» Request:
Each line of the data that includes the string "favorite" is to be copied out.
──────── Extracted information
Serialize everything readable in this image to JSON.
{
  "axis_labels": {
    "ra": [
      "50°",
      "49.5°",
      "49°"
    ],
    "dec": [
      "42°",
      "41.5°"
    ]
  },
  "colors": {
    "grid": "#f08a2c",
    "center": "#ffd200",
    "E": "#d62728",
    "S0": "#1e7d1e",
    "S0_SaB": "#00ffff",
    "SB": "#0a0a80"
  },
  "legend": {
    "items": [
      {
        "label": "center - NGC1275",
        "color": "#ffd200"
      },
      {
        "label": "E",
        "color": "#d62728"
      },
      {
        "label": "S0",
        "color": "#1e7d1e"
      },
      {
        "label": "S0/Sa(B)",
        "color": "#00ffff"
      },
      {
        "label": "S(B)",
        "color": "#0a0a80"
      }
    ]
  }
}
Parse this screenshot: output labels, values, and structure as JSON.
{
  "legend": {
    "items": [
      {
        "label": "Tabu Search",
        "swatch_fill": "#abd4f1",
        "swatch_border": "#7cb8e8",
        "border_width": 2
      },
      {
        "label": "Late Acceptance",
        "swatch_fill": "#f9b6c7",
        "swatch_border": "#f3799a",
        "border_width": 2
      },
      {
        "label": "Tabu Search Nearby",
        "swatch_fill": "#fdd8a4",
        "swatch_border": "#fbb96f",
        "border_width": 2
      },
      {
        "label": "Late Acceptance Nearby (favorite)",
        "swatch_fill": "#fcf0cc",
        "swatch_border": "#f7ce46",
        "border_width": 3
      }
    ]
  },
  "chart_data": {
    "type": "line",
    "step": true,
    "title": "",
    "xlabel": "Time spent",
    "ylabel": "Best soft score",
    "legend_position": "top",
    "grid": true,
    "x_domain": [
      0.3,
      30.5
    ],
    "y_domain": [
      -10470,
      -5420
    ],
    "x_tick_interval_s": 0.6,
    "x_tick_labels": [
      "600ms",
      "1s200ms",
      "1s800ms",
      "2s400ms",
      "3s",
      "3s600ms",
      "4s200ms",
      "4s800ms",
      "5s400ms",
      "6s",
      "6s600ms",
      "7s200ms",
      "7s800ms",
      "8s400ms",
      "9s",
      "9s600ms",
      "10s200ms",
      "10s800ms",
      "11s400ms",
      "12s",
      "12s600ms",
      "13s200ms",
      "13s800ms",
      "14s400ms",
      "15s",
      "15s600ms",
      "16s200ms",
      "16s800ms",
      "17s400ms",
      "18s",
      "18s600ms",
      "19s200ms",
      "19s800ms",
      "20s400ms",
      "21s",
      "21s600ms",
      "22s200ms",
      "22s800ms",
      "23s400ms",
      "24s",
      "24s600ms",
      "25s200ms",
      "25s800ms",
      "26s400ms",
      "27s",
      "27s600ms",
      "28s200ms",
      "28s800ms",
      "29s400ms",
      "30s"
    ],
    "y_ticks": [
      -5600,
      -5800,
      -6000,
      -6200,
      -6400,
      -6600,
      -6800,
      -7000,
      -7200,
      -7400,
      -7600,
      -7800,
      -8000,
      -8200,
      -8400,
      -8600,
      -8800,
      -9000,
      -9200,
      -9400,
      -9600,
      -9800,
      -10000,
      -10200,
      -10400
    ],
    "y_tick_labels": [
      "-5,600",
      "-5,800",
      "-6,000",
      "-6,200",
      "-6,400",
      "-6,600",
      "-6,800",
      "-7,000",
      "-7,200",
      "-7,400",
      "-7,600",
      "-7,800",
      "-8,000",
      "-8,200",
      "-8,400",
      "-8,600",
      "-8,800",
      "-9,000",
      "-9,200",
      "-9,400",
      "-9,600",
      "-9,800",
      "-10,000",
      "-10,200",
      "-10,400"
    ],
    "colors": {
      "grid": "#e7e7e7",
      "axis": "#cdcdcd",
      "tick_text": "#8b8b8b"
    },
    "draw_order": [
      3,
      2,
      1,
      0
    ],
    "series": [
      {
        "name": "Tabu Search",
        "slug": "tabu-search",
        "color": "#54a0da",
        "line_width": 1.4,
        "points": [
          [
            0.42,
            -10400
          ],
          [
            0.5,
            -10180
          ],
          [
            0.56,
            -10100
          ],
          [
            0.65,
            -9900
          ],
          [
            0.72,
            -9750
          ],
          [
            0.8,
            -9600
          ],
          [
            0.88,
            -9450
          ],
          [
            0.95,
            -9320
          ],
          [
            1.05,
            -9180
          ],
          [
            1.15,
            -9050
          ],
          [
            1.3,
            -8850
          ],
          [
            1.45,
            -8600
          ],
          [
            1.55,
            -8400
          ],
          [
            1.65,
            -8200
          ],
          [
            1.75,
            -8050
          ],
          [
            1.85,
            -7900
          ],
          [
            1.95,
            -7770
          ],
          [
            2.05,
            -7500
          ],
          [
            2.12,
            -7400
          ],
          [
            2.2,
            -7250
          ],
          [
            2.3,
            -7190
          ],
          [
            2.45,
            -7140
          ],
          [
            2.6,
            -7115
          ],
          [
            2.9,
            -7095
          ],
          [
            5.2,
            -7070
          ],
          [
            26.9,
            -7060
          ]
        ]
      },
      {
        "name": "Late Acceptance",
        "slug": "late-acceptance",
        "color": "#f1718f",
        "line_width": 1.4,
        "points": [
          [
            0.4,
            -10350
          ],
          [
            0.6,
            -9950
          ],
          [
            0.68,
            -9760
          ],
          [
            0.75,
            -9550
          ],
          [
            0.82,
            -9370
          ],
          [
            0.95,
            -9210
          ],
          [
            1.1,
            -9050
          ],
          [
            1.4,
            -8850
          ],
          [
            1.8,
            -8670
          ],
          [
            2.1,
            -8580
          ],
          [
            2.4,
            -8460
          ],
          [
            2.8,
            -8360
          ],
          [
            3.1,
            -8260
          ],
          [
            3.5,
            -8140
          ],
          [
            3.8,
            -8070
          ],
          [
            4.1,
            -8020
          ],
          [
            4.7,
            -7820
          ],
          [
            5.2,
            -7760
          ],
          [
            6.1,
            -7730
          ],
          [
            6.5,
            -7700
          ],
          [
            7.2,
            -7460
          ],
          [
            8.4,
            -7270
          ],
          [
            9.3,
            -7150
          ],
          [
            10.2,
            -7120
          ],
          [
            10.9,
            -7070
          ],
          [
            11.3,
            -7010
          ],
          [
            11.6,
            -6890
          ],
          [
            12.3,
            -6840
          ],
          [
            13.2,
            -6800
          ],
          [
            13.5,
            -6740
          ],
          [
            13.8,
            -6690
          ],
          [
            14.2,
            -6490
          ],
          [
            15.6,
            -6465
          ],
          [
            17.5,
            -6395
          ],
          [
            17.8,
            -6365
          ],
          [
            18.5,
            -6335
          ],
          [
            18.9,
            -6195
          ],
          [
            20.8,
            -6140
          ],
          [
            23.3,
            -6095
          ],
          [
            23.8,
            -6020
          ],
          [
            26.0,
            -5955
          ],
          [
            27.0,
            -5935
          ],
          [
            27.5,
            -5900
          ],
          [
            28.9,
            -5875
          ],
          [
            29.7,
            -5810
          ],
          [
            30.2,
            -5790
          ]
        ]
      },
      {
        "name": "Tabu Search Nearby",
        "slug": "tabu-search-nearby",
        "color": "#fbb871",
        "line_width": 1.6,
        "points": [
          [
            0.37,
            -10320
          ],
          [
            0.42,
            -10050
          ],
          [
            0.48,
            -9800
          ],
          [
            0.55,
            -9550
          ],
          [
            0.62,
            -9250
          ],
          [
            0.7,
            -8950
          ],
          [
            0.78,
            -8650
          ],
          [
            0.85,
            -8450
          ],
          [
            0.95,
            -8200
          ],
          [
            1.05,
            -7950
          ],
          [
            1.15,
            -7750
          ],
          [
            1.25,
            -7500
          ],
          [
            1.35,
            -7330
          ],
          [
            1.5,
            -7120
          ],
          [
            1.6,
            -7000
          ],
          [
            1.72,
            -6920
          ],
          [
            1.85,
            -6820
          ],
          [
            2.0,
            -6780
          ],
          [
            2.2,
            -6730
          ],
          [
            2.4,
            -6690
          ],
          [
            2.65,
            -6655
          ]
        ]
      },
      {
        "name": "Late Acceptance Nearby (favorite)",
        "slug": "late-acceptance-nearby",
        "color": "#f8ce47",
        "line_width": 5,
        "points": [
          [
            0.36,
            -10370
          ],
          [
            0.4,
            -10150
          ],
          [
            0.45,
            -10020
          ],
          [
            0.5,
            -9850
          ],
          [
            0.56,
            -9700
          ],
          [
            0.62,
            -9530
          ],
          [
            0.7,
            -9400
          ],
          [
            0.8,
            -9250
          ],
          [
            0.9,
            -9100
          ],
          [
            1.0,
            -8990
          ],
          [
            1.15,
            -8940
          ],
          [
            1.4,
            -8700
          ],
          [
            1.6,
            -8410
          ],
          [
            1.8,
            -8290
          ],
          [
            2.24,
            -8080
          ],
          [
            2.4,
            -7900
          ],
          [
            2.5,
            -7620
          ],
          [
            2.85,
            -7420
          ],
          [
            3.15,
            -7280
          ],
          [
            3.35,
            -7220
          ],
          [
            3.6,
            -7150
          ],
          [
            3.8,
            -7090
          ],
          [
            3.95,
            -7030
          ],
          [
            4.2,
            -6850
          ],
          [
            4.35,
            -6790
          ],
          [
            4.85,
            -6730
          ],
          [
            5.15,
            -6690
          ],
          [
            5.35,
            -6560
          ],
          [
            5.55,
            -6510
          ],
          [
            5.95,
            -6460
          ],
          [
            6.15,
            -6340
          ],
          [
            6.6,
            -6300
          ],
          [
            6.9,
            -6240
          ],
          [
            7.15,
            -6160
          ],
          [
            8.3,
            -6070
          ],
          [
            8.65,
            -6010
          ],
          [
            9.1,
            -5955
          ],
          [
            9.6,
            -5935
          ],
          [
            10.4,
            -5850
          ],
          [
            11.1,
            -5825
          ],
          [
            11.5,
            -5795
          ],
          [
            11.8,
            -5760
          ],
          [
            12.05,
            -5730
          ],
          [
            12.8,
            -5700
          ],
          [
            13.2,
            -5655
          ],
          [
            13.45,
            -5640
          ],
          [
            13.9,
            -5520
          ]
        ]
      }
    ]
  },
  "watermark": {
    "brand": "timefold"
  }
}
────────────────
» Answer for this exercise:
        "label": "Late Acceptance Nearby (favorite)",
        "name": "Late Acceptance Nearby (favorite)",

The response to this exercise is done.